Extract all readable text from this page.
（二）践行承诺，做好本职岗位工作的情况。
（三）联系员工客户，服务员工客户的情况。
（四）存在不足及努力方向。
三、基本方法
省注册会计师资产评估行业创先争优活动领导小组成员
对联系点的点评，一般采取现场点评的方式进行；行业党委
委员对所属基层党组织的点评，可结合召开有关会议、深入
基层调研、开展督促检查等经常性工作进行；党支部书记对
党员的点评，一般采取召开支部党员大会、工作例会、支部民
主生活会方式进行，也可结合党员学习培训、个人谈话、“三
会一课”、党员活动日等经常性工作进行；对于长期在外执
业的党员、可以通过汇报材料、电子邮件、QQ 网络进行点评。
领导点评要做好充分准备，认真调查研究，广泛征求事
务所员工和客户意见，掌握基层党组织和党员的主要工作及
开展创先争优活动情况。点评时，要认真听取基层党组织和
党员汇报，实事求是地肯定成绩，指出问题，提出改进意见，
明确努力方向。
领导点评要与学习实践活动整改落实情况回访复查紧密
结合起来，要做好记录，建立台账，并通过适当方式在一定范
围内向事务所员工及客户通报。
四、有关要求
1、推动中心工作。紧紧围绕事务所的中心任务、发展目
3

┄┄┄┄┄┄┄┄┄┄

• _Work to complete_
Retype all the records, matching them exactly.

• _Expected output_
Extract all readable text from this page.
（二）践行承诺，做好本职岗位工作的情况。
（三）联系员工客户，服务员工客户的情况。
（四）存在不足及努力方向。
三、基本方法
省注册会计师资产评估行业创先争优活动领导小组成员
对联系点的点评，一般采取现场点评的方式进行；行业党委
委员对所属基层党组织的点评，可结合召开有关会议、深入
基层调研、开展督促检查等经常性工作进行；党支部书记对
党员的点评，一般采取召开支部党员大会、工作例会、支部民
主生活会方式进行，也可结合党员学习培训、个人谈话、“三
会一课”、党员活动日等经常性工作进行；对于长期在外执
业的党员、可以通过汇报材料、电子邮件、QQ 网络进行点评。
领导点评要做好充分准备，认真调查研究，广泛征求事
务所员工和客户意见，掌握基层党组织和党员的主要工作及
开展创先争优活动情况。点评时，要认真听取基层党组织和
党员汇报，实事求是地肯定成绩，指出问题，提出改进意见，
明确努力方向。
领导点评要与学习实践活动整改落实情况回访复查紧密
结合起来，要做好记录，建立台账，并通过适当方式在一定范
围内向事务所员工及客户通报。
四、有关要求
1、推动中心工作。紧紧围绕事务所的中心任务、发展目
3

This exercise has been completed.